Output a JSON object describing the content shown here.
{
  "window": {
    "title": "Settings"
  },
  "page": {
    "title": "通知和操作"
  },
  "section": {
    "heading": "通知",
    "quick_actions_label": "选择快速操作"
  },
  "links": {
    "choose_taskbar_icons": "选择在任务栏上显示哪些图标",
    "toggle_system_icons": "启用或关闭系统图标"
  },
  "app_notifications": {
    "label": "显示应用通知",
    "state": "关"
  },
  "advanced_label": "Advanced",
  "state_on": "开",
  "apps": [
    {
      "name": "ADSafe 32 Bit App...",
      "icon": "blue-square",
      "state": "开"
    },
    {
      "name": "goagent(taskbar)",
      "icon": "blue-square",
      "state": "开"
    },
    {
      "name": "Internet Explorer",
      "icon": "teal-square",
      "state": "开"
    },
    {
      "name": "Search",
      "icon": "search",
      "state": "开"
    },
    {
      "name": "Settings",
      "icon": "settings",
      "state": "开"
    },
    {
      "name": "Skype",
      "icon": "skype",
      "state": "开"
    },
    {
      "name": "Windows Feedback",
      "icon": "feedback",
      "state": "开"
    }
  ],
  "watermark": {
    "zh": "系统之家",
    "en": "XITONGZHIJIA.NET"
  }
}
::::::::
:: What needs to be done ::
Type out the whole listing above again, exactly as it stands.

:: Exercise result ::
Output a JSON object describing the content shown here.
{
  "window": {
    "title": "Settings"
  },
  "page": {
    "title": "通知和操作"
  },
  "section": {
    "heading": "通知",
    "quick_actions_label": "选择快速操作"
  },
  "links": {
    "choose_taskbar_icons": "选择在任务栏上显示哪些图标",
    "toggle_system_icons": "启用或关闭系统图标"
  },
  "app_notifications": {
    "label": "显示应用通知",
    "state": "关"
  },
  "advanced_label": "Advanced",
  "state_on": "开",
  "apps": [
    {
      "name": "ADSafe 32 Bit App...",
      "icon": "blue-square",
      "state": "开"
    },
    {
      "name": "goagent(taskbar)",
      "icon": "blue-square",
      "state": "开"
    },
    {
      "name": "Internet Explorer",
      "icon": "teal-square",
      "state": "开"
    },
    {
      "name": "Search",
      "icon": "search",
      "state": "开"
    },
    {
      "name": "Settings",
      "icon": "settings",
      "state": "开"
    },
    {
      "name": "Skype",
      "icon": "skype",
      "state": "开"
    },
    {
      "name": "Windows Feedback",
      "icon": "feedback",
      "state": "开"
    }
  ],
  "watermark": {
    "zh": "系统之家",
    "en": "XITONGZHIJIA.NET"
  }
}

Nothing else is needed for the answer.